# JOB
Tell how many lines carry the word "search"; the reply is the number and nothing else.

---------- RECORDS ----------

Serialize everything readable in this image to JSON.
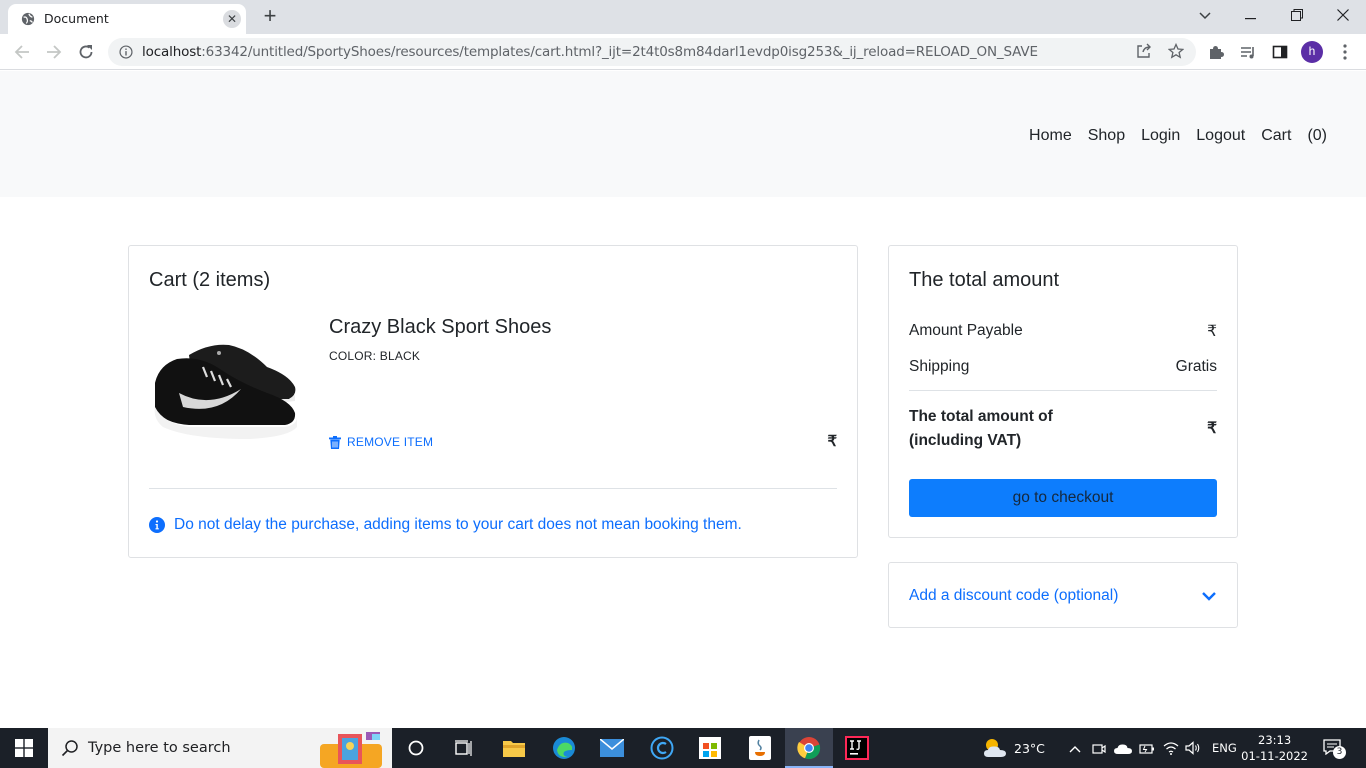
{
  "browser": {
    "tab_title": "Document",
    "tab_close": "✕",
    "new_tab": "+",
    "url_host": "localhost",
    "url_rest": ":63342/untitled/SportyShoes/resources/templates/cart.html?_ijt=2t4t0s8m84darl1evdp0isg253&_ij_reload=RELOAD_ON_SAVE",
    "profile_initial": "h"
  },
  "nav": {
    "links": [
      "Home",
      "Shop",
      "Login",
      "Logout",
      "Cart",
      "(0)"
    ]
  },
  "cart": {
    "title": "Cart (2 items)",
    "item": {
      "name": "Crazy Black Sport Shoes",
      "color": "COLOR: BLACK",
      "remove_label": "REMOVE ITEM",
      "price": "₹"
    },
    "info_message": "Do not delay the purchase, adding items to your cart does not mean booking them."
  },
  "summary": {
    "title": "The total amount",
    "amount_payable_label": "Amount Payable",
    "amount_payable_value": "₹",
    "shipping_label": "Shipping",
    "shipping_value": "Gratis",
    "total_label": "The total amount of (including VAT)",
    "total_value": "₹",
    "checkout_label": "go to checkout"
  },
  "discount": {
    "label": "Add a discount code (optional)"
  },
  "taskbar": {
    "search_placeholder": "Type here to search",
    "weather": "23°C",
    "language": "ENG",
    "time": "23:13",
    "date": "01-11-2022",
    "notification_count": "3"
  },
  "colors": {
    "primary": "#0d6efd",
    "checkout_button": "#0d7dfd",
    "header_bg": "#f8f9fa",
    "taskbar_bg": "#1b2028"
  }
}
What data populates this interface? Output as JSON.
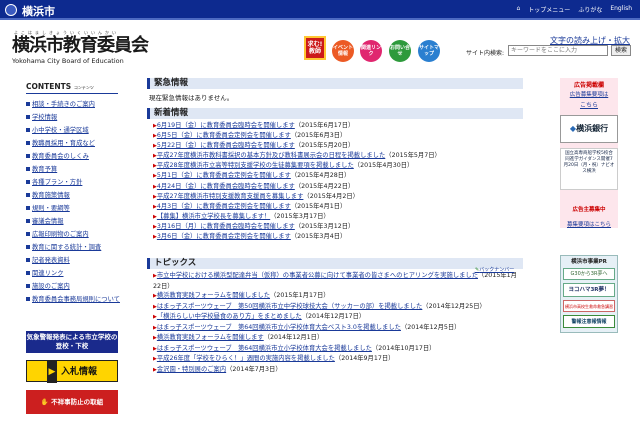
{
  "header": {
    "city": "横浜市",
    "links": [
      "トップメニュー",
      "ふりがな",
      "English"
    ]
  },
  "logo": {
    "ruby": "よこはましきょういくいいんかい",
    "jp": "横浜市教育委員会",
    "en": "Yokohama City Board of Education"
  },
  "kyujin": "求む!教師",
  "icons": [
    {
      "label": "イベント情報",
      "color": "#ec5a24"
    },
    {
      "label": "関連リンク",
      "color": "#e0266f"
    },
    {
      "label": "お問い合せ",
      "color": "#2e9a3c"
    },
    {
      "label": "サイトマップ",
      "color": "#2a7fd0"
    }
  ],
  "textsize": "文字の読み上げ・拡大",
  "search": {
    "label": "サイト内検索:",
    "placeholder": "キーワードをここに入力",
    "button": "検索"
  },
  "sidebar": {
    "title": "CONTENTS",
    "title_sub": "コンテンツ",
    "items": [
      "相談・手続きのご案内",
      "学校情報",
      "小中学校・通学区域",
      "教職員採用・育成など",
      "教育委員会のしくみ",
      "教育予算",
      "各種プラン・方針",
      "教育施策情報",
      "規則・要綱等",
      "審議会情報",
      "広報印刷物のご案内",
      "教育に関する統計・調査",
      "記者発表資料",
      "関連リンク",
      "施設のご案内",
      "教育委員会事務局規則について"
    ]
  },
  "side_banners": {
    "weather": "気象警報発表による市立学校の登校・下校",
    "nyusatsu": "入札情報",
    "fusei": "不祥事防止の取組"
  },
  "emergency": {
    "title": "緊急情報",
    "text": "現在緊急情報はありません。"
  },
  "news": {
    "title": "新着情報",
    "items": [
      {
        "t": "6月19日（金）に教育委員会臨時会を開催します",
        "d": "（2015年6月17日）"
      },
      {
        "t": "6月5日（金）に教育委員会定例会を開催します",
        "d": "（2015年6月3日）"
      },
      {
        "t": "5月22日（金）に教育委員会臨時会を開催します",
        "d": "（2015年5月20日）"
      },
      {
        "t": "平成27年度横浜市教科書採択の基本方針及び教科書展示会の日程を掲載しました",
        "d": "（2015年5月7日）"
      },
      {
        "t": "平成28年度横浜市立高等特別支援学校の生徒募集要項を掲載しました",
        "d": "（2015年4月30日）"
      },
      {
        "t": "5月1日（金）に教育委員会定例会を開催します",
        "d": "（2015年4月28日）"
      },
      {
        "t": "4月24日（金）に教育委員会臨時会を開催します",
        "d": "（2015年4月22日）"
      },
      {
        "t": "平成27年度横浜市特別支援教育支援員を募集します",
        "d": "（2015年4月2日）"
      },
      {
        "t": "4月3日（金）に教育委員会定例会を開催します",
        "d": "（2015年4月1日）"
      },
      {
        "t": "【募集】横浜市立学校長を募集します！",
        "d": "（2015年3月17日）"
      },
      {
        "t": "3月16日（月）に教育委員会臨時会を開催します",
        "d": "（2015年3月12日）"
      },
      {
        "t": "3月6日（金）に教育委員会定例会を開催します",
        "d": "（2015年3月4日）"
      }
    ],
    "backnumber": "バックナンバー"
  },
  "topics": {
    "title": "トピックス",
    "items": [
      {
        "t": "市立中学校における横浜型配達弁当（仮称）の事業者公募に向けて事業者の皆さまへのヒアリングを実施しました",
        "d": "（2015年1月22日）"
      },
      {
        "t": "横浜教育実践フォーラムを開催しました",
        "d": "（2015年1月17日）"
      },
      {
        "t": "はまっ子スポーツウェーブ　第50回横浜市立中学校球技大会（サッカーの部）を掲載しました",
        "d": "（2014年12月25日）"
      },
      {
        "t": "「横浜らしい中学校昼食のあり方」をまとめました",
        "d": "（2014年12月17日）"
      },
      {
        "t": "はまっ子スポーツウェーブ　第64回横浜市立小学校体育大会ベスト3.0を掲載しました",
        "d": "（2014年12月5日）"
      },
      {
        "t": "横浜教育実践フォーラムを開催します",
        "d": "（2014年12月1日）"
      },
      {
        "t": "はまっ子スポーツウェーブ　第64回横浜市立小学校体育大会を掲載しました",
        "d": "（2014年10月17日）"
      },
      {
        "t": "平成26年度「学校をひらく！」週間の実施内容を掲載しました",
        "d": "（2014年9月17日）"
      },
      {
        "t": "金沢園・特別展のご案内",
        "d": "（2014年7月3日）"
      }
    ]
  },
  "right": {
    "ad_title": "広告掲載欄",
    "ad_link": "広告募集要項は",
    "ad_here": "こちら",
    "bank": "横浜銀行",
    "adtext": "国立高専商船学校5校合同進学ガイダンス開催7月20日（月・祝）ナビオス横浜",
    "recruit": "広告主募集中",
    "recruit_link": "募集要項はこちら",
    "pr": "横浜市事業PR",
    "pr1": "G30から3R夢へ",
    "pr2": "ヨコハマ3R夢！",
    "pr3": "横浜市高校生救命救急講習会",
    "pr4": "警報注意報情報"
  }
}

----------

# ANSWER TO THE TASK
2